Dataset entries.
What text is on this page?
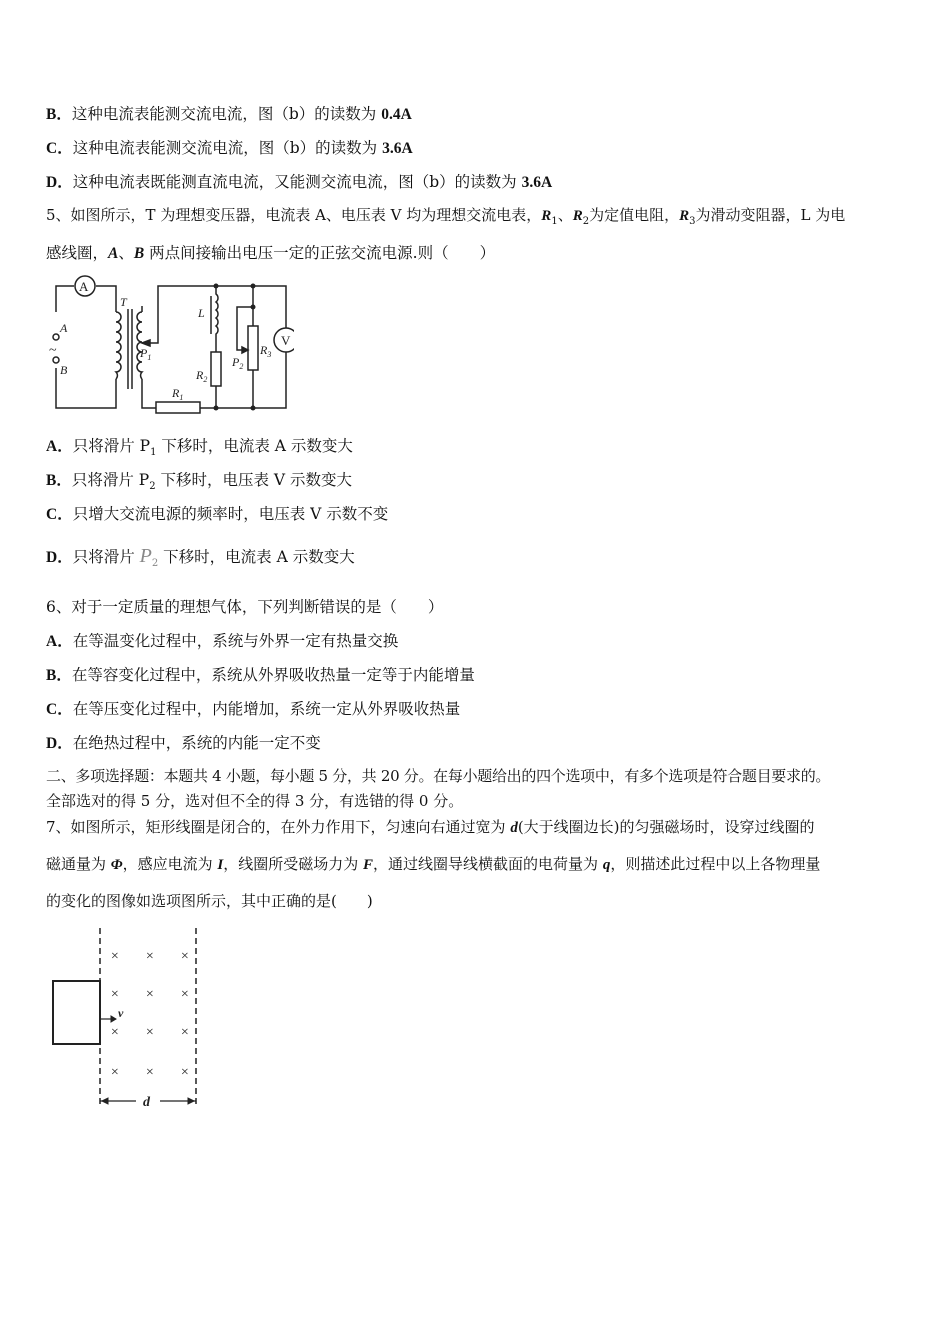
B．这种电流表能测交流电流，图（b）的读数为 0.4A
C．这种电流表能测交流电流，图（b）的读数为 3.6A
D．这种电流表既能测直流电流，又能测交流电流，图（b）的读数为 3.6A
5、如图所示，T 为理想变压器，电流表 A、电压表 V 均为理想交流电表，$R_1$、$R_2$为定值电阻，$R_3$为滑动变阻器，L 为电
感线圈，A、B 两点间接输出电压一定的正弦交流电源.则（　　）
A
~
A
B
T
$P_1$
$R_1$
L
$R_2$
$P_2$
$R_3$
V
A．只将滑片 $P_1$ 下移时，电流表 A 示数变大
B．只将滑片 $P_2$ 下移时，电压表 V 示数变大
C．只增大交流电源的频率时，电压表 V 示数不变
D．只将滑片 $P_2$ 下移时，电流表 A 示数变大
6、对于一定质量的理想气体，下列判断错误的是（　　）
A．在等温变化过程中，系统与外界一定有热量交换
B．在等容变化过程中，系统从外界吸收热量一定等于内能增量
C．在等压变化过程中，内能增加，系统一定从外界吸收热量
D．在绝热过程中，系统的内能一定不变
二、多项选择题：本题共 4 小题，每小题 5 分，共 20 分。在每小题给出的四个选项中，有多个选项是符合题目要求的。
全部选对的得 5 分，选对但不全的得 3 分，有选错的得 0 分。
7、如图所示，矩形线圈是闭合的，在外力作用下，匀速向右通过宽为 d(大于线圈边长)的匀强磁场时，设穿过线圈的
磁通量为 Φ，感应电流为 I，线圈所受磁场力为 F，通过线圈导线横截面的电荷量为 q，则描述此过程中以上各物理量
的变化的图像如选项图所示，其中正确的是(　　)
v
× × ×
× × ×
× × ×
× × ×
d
...
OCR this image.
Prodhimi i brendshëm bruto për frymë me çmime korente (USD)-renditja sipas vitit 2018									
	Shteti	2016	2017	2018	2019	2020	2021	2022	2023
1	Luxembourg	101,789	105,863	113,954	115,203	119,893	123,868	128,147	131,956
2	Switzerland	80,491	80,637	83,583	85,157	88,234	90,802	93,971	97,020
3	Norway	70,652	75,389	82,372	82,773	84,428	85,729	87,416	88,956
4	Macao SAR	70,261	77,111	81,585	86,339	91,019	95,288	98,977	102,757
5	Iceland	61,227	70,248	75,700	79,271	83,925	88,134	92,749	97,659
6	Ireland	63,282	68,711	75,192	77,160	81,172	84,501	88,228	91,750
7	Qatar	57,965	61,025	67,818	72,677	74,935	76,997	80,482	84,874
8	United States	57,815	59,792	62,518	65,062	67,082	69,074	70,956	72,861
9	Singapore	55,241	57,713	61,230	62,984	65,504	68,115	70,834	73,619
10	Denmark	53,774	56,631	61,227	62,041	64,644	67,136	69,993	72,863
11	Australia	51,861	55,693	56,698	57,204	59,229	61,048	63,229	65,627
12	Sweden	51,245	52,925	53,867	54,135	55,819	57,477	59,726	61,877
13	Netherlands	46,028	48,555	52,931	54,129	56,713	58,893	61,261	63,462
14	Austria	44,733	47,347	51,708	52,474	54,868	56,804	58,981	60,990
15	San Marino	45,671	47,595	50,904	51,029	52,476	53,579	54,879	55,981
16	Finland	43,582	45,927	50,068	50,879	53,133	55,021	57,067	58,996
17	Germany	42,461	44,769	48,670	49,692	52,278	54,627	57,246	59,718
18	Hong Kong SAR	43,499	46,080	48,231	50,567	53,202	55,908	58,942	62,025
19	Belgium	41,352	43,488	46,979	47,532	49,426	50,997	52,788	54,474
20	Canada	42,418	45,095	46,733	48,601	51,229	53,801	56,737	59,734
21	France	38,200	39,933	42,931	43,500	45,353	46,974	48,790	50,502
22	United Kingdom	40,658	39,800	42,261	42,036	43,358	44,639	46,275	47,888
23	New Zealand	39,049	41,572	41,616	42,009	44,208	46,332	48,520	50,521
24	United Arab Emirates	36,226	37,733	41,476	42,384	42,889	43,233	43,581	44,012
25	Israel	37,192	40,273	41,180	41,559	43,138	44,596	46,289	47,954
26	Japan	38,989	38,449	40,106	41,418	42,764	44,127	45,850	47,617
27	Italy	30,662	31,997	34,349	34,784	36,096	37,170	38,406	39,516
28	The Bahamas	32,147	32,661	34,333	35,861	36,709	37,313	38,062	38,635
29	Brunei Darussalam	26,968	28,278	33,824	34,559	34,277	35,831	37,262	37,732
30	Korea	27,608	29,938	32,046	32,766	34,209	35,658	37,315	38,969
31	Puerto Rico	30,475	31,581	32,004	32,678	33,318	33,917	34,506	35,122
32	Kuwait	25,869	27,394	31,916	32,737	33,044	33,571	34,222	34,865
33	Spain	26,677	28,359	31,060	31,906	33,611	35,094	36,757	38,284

Task requirements.
Identify the lines of the entries containing the string "United". Copy each such line.

Problem solution.
8	United States	57,815	59,792	62,518	65,062	67,082	69,074	70,956	72,861
22	United Kingdom	40,658	39,800	42,261	42,036	43,358	44,639	46,275	47,888
24	United Arab Emirates	36,226	37,733	41,476	42,384	42,889	43,233	43,581	44,012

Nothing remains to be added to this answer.